*EXERCISE GOAL:*
Reproduce the material below word for word, keeping every line in its original order.
======== LISTED RECORDS ========
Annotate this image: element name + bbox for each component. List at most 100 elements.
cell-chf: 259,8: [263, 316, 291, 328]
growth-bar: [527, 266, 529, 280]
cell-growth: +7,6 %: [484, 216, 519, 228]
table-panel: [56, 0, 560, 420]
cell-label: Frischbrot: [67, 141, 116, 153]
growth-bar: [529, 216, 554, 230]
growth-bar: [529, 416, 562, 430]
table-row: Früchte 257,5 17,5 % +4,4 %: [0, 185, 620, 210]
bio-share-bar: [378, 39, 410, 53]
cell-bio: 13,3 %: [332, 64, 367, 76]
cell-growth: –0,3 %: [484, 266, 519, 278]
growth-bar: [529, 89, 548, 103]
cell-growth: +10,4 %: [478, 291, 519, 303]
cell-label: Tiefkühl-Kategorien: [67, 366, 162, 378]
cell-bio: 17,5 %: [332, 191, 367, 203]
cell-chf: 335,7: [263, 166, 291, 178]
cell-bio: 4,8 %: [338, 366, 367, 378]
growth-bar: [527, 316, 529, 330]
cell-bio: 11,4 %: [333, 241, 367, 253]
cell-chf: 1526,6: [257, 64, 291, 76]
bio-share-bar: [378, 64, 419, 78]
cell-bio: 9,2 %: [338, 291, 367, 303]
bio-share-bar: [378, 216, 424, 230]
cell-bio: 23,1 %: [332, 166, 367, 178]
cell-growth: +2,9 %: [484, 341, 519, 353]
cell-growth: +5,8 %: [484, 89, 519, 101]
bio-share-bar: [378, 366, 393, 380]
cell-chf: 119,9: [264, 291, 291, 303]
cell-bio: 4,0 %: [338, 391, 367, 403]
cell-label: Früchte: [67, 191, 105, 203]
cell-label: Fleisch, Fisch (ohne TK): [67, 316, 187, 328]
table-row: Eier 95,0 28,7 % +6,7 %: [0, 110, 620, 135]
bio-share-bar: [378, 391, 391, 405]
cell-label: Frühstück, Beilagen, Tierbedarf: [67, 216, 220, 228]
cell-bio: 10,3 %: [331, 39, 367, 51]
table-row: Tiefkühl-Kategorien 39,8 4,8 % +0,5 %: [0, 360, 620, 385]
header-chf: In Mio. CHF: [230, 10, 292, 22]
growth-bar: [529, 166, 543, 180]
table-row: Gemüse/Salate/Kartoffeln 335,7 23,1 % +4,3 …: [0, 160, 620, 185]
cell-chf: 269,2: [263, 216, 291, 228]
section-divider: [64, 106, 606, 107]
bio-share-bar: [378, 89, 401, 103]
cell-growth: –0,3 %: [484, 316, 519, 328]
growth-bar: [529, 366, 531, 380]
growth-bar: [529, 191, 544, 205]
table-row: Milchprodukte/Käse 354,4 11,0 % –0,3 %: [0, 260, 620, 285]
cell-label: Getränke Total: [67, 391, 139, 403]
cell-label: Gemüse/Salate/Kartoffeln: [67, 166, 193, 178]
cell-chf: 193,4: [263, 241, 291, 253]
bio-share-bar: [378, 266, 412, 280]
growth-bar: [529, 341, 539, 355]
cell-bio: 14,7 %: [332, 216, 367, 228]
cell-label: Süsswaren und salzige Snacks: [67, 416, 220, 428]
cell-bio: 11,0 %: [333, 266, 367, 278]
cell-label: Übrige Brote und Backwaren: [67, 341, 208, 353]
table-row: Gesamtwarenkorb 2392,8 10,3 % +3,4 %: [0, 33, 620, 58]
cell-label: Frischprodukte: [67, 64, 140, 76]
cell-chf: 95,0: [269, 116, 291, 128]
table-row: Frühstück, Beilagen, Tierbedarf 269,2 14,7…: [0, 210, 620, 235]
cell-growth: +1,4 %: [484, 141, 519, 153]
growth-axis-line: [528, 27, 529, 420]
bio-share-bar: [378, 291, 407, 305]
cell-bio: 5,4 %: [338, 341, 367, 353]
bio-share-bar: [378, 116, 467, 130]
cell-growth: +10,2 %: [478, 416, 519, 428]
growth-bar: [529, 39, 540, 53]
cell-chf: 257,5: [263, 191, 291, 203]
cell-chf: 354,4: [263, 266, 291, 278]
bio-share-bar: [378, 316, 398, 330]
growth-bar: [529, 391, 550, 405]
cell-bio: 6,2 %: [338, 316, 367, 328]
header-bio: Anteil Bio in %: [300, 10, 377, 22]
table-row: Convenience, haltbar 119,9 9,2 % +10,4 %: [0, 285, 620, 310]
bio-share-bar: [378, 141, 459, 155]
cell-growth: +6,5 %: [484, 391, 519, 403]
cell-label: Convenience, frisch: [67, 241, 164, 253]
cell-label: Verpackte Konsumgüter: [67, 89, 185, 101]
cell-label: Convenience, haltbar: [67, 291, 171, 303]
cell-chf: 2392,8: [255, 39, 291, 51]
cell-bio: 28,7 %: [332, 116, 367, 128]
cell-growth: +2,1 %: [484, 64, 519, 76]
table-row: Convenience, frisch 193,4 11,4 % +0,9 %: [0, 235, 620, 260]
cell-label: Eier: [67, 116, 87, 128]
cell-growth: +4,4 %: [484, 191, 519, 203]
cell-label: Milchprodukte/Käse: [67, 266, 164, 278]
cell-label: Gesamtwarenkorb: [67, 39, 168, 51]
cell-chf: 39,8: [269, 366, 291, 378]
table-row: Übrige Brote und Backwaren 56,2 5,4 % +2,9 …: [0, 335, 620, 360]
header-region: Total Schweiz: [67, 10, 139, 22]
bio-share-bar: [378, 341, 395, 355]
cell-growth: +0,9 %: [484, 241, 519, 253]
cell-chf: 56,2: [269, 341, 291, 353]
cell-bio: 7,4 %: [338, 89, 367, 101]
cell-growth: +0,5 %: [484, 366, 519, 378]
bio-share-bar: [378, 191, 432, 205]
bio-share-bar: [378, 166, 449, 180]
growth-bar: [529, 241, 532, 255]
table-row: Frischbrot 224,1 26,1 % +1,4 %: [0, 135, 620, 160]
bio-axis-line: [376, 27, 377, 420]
========
*FULL SOLUTION:*
Annotate this image: element name + bbox for each component. List at most 100 elements.
cell-chf: 259,8: [263, 316, 291, 328]
growth-bar: [527, 266, 529, 280]
cell-growth: +7,6 %: [484, 216, 519, 228]
table-panel: [56, 0, 560, 420]
cell-label: Frischbrot: [67, 141, 116, 153]
growth-bar: [529, 216, 554, 230]
growth-bar: [529, 416, 562, 430]
table-row: Früchte 257,5 17,5 % +4,4 %: [0, 185, 620, 210]
bio-share-bar: [378, 39, 410, 53]
cell-bio: 13,3 %: [332, 64, 367, 76]
cell-growth: –0,3 %: [484, 266, 519, 278]
growth-bar: [529, 89, 548, 103]
cell-growth: +10,4 %: [478, 291, 519, 303]
cell-label: Tiefkühl-Kategorien: [67, 366, 162, 378]
cell-bio: 17,5 %: [332, 191, 367, 203]
cell-chf: 335,7: [263, 166, 291, 178]
cell-bio: 4,8 %: [338, 366, 367, 378]
growth-bar: [527, 316, 529, 330]
cell-bio: 11,4 %: [333, 241, 367, 253]
cell-chf: 1526,6: [257, 64, 291, 76]
bio-share-bar: [378, 64, 419, 78]
cell-bio: 9,2 %: [338, 291, 367, 303]
bio-share-bar: [378, 216, 424, 230]
cell-bio: 23,1 %: [332, 166, 367, 178]
cell-growth: +2,9 %: [484, 341, 519, 353]
cell-growth: +5,8 %: [484, 89, 519, 101]
bio-share-bar: [378, 366, 393, 380]
cell-chf: 119,9: [264, 291, 291, 303]
cell-bio: 4,0 %: [338, 391, 367, 403]
cell-label: Früchte: [67, 191, 105, 203]
cell-label: Fleisch, Fisch (ohne TK): [67, 316, 187, 328]
table-row: Eier 95,0 28,7 % +6,7 %: [0, 110, 620, 135]
bio-share-bar: [378, 391, 391, 405]
cell-label: Frühstück, Beilagen, Tierbedarf: [67, 216, 220, 228]
cell-bio: 10,3 %: [331, 39, 367, 51]
table-row: Tiefkühl-Kategorien 39,8 4,8 % +0,5 %: [0, 360, 620, 385]
header-chf: In Mio. CHF: [230, 10, 292, 22]
growth-bar: [529, 166, 543, 180]
table-row: Gemüse/Salate/Kartoffeln 335,7 23,1 % +4,3 …: [0, 160, 620, 185]
cell-chf: 269,2: [263, 216, 291, 228]
section-divider: [64, 106, 606, 107]
bio-share-bar: [378, 89, 401, 103]
cell-growth: –0,3 %: [484, 316, 519, 328]
growth-bar: [529, 366, 531, 380]
growth-bar: [529, 191, 544, 205]
table-row: Milchprodukte/Käse 354,4 11,0 % –0,3 %: [0, 260, 620, 285]
cell-label: Getränke Total: [67, 391, 139, 403]
cell-label: Gemüse/Salate/Kartoffeln: [67, 166, 193, 178]
cell-chf: 193,4: [263, 241, 291, 253]
bio-share-bar: [378, 266, 412, 280]
growth-bar: [529, 341, 539, 355]
cell-bio: 14,7 %: [332, 216, 367, 228]
cell-label: Süsswaren und salzige Snacks: [67, 416, 220, 428]
cell-bio: 11,0 %: [333, 266, 367, 278]
cell-label: Übrige Brote und Backwaren: [67, 341, 208, 353]
table-row: Gesamtwarenkorb 2392,8 10,3 % +3,4 %: [0, 33, 620, 58]
cell-label: Frischprodukte: [67, 64, 140, 76]
cell-chf: 95,0: [269, 116, 291, 128]
table-row: Frühstück, Beilagen, Tierbedarf 269,2 14,7…: [0, 210, 620, 235]
cell-growth: +1,4 %: [484, 141, 519, 153]
growth-axis-line: [528, 27, 529, 420]
bio-share-bar: [378, 291, 407, 305]
cell-bio: 5,4 %: [338, 341, 367, 353]
bio-share-bar: [378, 116, 467, 130]
cell-growth: +10,2 %: [478, 416, 519, 428]
growth-bar: [529, 39, 540, 53]
cell-chf: 257,5: [263, 191, 291, 203]
cell-chf: 354,4: [263, 266, 291, 278]
bio-share-bar: [378, 316, 398, 330]
growth-bar: [529, 391, 550, 405]
cell-bio: 6,2 %: [338, 316, 367, 328]
header-bio: Anteil Bio in %: [300, 10, 377, 22]
table-row: Convenience, haltbar 119,9 9,2 % +10,4 %: [0, 285, 620, 310]
bio-share-bar: [378, 141, 459, 155]
cell-growth: +6,5 %: [484, 391, 519, 403]
cell-label: Convenience, frisch: [67, 241, 164, 253]
cell-label: Verpackte Konsumgüter: [67, 89, 185, 101]
cell-label: Convenience, haltbar: [67, 291, 171, 303]
cell-chf: 2392,8: [255, 39, 291, 51]
cell-bio: 28,7 %: [332, 116, 367, 128]
cell-growth: +2,1 %: [484, 64, 519, 76]
table-row: Convenience, frisch 193,4 11,4 % +0,9 %: [0, 235, 620, 260]
cell-label: Eier: [67, 116, 87, 128]
cell-growth: +4,4 %: [484, 191, 519, 203]
cell-label: Milchprodukte/Käse: [67, 266, 164, 278]
cell-label: Gesamtwarenkorb: [67, 39, 168, 51]
cell-chf: 39,8: [269, 366, 291, 378]
table-row: Übrige Brote und Backwaren 56,2 5,4 % +2,9 …: [0, 335, 620, 360]
header-region: Total Schweiz: [67, 10, 139, 22]
bio-share-bar: [378, 341, 395, 355]
cell-growth: +0,9 %: [484, 241, 519, 253]
cell-chf: 56,2: [269, 341, 291, 353]
cell-bio: 7,4 %: [338, 89, 367, 101]
cell-growth: +0,5 %: [484, 366, 519, 378]
bio-share-bar: [378, 191, 432, 205]
bio-share-bar: [378, 166, 449, 180]
growth-bar: [529, 241, 532, 255]
table-row: Frischbrot 224,1 26,1 % +1,4 %: [0, 135, 620, 160]
bio-axis-line: [376, 27, 377, 420]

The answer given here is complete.